[BEGIN]
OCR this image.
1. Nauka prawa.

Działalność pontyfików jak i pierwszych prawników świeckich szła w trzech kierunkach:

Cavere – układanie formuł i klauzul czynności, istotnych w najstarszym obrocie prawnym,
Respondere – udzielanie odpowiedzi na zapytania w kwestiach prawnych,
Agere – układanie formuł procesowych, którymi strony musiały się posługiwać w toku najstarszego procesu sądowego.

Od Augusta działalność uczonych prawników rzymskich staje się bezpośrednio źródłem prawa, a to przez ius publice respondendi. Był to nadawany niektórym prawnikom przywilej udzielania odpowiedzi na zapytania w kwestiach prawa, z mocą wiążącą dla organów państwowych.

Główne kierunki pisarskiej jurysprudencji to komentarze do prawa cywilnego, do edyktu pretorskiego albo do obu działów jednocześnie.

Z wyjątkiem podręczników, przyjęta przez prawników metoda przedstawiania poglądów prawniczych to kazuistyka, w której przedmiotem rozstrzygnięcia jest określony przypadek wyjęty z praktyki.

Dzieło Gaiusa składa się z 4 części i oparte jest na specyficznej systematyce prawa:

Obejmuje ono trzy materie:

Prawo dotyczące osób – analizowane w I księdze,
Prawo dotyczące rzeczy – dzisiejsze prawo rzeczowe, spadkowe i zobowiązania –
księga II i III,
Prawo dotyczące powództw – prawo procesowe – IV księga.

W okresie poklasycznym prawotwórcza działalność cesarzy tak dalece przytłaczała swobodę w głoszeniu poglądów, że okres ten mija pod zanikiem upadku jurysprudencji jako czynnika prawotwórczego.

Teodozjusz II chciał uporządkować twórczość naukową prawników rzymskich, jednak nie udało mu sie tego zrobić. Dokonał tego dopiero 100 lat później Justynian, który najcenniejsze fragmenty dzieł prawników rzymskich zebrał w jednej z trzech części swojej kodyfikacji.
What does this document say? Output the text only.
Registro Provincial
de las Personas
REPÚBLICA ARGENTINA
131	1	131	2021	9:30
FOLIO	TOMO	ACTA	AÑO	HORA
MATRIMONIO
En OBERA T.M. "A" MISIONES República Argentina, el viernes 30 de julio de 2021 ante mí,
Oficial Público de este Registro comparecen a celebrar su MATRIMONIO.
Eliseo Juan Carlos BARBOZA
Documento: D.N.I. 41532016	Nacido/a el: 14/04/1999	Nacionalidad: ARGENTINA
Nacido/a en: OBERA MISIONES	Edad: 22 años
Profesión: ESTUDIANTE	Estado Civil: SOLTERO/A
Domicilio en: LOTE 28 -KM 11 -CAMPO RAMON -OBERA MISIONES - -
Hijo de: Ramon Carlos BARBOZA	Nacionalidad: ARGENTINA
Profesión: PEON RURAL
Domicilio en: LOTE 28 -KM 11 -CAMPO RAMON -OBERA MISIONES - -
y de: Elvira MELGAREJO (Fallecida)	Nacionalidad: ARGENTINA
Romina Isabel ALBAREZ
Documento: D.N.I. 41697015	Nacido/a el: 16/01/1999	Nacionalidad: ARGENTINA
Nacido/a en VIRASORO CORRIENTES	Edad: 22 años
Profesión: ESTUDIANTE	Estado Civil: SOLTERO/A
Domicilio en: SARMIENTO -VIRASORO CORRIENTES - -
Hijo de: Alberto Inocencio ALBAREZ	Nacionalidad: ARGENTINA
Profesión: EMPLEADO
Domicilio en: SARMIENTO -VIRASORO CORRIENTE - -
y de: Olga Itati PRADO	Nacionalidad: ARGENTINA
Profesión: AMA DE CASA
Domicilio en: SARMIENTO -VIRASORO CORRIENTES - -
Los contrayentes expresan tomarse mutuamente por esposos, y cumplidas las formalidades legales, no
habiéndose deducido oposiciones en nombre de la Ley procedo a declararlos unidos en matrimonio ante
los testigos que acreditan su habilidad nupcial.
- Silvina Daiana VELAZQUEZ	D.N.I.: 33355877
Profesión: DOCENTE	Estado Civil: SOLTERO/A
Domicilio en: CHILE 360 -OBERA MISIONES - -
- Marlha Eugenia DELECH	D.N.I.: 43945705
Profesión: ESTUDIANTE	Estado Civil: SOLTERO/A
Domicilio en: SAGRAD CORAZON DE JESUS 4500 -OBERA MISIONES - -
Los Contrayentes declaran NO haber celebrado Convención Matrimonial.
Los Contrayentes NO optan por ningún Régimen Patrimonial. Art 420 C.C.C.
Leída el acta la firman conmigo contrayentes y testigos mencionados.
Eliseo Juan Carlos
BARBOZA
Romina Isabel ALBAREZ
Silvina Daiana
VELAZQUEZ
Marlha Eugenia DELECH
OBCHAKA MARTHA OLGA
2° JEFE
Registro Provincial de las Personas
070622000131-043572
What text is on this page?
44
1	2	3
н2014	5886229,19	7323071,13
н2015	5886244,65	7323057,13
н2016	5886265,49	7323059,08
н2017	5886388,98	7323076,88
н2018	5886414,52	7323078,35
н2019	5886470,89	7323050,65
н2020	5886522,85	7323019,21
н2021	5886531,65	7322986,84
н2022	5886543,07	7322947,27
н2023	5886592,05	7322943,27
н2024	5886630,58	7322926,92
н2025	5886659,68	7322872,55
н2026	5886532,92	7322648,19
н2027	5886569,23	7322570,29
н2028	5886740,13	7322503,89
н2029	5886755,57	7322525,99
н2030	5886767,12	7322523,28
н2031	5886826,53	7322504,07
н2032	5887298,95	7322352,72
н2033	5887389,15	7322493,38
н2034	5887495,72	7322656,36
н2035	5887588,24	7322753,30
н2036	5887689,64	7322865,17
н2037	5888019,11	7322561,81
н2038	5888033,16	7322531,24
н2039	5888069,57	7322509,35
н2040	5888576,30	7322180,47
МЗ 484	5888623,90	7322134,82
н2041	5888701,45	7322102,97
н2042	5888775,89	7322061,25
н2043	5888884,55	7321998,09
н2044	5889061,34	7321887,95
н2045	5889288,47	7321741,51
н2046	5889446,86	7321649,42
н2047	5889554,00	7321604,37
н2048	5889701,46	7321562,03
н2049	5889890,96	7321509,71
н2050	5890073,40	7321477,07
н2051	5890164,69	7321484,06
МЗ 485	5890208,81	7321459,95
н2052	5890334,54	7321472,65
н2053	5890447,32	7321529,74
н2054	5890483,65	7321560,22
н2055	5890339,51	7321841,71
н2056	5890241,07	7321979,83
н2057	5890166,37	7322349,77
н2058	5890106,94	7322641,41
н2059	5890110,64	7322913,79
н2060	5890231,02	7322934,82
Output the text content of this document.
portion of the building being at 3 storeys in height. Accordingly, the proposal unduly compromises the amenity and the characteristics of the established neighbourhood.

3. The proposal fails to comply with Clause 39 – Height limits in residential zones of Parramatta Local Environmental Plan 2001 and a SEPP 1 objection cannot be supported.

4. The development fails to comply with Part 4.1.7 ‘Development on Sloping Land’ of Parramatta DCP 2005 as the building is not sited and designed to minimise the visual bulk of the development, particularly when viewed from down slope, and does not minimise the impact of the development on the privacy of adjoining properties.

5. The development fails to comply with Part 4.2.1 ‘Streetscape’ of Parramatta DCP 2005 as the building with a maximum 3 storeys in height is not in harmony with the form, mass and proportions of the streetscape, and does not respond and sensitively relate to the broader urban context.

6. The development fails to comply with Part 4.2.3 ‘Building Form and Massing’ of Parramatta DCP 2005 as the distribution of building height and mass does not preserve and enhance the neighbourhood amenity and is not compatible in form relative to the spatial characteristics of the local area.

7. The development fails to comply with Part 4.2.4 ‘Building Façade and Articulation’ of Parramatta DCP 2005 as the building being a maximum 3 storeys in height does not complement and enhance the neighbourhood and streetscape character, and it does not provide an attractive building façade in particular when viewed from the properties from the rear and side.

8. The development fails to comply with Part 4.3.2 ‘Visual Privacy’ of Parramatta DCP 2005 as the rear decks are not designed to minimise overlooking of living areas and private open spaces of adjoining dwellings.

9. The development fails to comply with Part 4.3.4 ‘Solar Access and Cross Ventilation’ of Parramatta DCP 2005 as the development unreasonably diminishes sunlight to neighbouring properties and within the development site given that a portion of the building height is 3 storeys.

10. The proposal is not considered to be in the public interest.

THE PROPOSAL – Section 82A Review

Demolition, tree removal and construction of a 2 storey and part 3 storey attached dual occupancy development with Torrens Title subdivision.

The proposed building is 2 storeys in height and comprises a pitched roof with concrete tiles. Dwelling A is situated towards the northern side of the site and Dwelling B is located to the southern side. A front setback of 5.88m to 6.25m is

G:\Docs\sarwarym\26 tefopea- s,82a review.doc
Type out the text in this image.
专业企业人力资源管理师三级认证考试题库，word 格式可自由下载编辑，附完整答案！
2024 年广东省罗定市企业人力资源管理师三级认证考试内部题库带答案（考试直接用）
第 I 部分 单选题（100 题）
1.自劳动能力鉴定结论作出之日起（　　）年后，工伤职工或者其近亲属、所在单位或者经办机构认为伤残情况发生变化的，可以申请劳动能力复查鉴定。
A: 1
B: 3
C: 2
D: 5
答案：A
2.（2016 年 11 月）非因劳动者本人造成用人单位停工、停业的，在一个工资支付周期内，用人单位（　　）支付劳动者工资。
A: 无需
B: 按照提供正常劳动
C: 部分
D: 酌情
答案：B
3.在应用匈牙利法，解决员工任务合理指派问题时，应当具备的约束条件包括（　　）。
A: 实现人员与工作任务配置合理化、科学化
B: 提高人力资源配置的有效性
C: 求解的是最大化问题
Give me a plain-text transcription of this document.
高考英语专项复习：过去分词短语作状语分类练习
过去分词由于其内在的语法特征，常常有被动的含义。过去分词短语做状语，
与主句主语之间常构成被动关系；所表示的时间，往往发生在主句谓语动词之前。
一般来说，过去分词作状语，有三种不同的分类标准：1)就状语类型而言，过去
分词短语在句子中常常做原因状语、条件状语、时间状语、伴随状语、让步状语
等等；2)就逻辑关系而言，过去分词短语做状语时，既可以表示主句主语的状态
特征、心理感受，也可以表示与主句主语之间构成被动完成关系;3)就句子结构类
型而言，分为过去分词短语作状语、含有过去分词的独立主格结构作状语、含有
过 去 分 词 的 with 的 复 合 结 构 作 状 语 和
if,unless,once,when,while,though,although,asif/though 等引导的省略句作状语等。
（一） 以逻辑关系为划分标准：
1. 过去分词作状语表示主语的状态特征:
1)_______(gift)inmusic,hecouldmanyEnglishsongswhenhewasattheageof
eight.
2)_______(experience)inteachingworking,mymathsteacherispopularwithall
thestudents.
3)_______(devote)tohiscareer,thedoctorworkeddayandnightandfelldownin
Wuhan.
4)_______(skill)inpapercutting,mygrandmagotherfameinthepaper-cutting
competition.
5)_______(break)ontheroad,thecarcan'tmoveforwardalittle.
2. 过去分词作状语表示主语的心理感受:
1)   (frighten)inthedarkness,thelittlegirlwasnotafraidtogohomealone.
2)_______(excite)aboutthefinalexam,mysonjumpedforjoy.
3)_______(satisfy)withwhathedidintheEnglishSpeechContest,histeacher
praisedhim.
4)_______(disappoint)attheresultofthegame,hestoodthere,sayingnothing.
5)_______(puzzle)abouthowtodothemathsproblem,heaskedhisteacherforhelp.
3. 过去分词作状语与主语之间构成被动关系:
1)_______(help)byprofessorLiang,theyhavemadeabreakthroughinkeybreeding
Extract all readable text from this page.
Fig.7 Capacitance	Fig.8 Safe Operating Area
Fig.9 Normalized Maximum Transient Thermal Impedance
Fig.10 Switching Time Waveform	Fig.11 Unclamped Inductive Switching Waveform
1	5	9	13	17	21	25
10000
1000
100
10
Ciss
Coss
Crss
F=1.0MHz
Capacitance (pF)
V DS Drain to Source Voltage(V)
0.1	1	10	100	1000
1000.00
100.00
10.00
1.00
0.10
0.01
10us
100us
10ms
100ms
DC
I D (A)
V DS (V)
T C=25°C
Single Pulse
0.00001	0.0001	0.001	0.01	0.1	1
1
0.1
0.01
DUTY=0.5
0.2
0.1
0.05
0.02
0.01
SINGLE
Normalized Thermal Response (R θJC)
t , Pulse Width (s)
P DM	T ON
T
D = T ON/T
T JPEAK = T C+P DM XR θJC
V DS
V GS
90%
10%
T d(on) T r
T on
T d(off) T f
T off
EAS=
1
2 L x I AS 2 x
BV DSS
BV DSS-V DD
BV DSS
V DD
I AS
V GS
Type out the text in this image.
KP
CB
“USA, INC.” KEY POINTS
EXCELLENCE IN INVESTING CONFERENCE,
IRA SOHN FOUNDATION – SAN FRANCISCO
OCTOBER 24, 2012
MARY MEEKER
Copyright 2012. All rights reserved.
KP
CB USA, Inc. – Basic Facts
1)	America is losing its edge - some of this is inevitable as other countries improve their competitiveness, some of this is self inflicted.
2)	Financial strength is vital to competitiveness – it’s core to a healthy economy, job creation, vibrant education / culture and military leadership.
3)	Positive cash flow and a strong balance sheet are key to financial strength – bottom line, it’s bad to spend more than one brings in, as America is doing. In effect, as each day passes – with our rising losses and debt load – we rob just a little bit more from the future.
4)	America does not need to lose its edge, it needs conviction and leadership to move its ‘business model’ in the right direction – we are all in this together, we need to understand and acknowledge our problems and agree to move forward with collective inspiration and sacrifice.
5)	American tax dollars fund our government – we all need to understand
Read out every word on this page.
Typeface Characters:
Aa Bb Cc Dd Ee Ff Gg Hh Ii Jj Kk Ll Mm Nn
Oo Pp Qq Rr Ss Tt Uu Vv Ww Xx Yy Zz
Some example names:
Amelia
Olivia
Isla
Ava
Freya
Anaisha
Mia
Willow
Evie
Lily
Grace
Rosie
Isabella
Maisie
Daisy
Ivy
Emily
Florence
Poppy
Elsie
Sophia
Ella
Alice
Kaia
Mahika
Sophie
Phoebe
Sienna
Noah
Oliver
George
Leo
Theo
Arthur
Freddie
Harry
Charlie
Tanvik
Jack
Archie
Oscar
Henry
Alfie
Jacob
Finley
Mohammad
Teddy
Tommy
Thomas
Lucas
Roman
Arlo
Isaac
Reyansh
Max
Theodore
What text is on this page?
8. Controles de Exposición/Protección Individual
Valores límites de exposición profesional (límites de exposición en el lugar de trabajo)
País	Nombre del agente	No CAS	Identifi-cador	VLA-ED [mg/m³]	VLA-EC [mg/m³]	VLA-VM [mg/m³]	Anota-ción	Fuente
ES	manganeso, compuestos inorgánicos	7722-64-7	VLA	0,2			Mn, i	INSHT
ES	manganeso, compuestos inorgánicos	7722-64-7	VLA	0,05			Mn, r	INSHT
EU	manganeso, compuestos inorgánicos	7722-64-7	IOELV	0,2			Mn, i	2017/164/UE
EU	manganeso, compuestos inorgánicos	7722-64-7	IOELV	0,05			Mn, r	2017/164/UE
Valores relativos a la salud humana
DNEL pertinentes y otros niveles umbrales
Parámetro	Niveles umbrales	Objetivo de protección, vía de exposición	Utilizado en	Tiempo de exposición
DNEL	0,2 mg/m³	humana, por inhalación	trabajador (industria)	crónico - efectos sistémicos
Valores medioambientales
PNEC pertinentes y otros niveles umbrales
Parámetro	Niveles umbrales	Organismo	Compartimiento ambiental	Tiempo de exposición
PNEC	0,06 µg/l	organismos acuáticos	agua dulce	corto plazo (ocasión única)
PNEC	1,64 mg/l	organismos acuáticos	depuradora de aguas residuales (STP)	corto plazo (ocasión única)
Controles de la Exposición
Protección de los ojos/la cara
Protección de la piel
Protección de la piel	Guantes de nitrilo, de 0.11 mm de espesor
[END]
[What is expected] Report how many lines of the listing hold the word "corto", with nothing but the number.

[Answer to the problem] 2